• [Work instructions]: With the images removed, repeat the data below exactly.

··· Extracted records

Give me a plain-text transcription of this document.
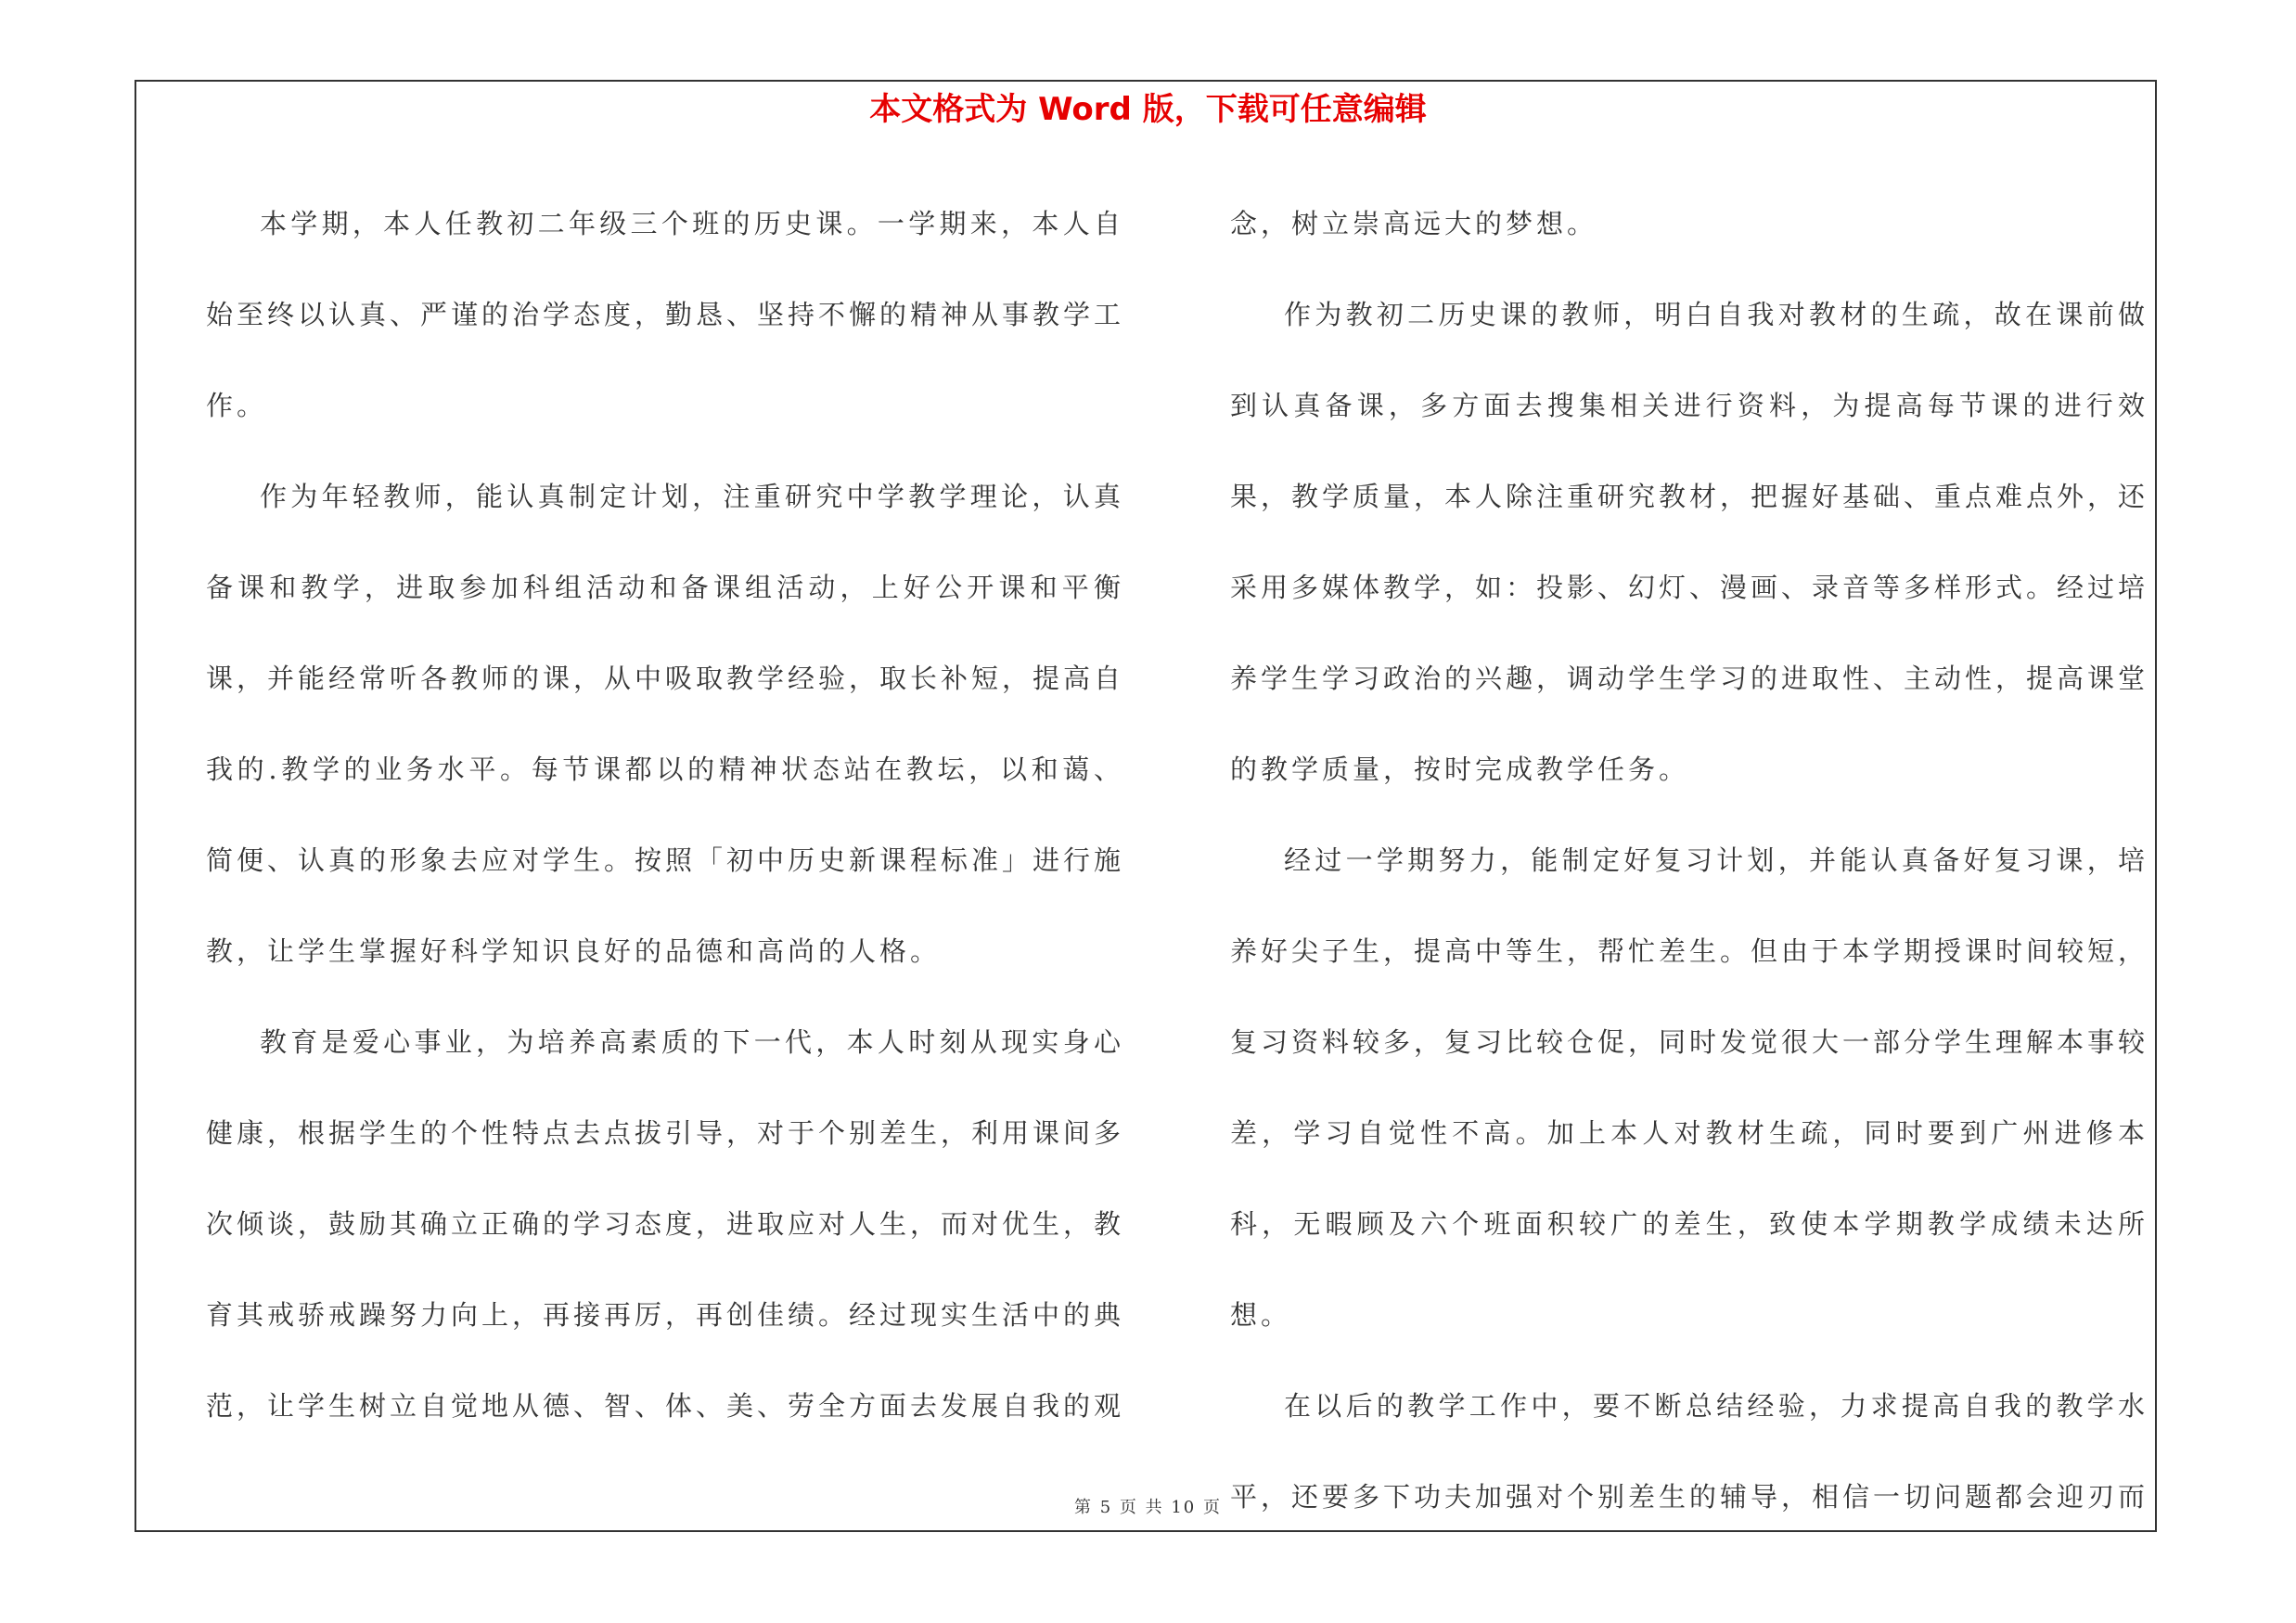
本文格式为 Word 版，下载可任意编辑

本学期，本人任教初二年级三个班的历史课。一学期来，本人自始至终以认真、严谨的治学态度，勤恳、坚持不懈的精神从事教学工作。

作为年轻教师，能认真制定计划，注重研究中学教学理论，认真备课和教学，进取参加科组活动和备课组活动，上好公开课和平衡课，并能经常听各教师的课，从中吸取教学经验，取长补短，提高自我的.教学的业务水平。每节课都以的精神状态站在教坛，以和蔼、简便、认真的形象去应对学生。按照「初中历史新课程标准」进行施教，让学生掌握好科学知识良好的品德和高尚的人格。

教育是爱心事业，为培养高素质的下一代，本人时刻从现实身心健康，根据学生的个性特点去点拔引导，对于个别差生，利用课间多次倾谈，鼓励其确立正确的学习态度，进取应对人生，而对优生，教育其戒骄戒躁努力向上，再接再厉，再创佳绩。经过现实生活中的典范，让学生树立自觉地从德、智、体、美、劳全方面去发展自我的观

念，树立崇高远大的梦想。

作为教初二历史课的教师，明白自我对教材的生疏，故在课前做到认真备课，多方面去搜集相关进行资料，为提高每节课的进行效果，教学质量，本人除注重研究教材，把握好基础、重点难点外，还采用多媒体教学，如：投影、幻灯、漫画、录音等多样形式。经过培养学生学习政治的兴趣，调动学生学习的进取性、主动性，提高课堂的教学质量，按时完成教学任务。

经过一学期努力，能制定好复习计划，并能认真备好复习课，培养好尖子生，提高中等生，帮忙差生。但由于本学期授课时间较短，复习资料较多，复习比较仓促，同时发觉很大一部分学生理解本事较差，学习自觉性不高。加上本人对教材生疏，同时要到广州进修本科，无暇顾及六个班面积较广的差生，致使本学期教学成绩未达所想。

在以后的教学工作中，要不断总结经验，力求提高自我的教学水平，还要多下功夫加强对个别差生的辅导，相信一切问题都会迎刃而

第 5 页 共 10 页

······

• [Reply]:
Give me a plain-text transcription of this document.
本文格式为 Word 版，下载可任意编辑

本学期，本人任教初二年级三个班的历史课。一学期来，本人自始至终以认真、严谨的治学态度，勤恳、坚持不懈的精神从事教学工作。

作为年轻教师，能认真制定计划，注重研究中学教学理论，认真备课和教学，进取参加科组活动和备课组活动，上好公开课和平衡课，并能经常听各教师的课，从中吸取教学经验，取长补短，提高自我的.教学的业务水平。每节课都以的精神状态站在教坛，以和蔼、简便、认真的形象去应对学生。按照「初中历史新课程标准」进行施教，让学生掌握好科学知识良好的品德和高尚的人格。

教育是爱心事业，为培养高素质的下一代，本人时刻从现实身心健康，根据学生的个性特点去点拔引导，对于个别差生，利用课间多次倾谈，鼓励其确立正确的学习态度，进取应对人生，而对优生，教育其戒骄戒躁努力向上，再接再厉，再创佳绩。经过现实生活中的典范，让学生树立自觉地从德、智、体、美、劳全方面去发展自我的观

念，树立崇高远大的梦想。

作为教初二历史课的教师，明白自我对教材的生疏，故在课前做到认真备课，多方面去搜集相关进行资料，为提高每节课的进行效果，教学质量，本人除注重研究教材，把握好基础、重点难点外，还采用多媒体教学，如：投影、幻灯、漫画、录音等多样形式。经过培养学生学习政治的兴趣，调动学生学习的进取性、主动性，提高课堂的教学质量，按时完成教学任务。

经过一学期努力，能制定好复习计划，并能认真备好复习课，培养好尖子生，提高中等生，帮忙差生。但由于本学期授课时间较短，复习资料较多，复习比较仓促，同时发觉很大一部分学生理解本事较差，学习自觉性不高。加上本人对教材生疏，同时要到广州进修本科，无暇顾及六个班面积较广的差生，致使本学期教学成绩未达所想。

在以后的教学工作中，要不断总结经验，力求提高自我的教学水平，还要多下功夫加强对个别差生的辅导，相信一切问题都会迎刃而

第 5 页 共 10 页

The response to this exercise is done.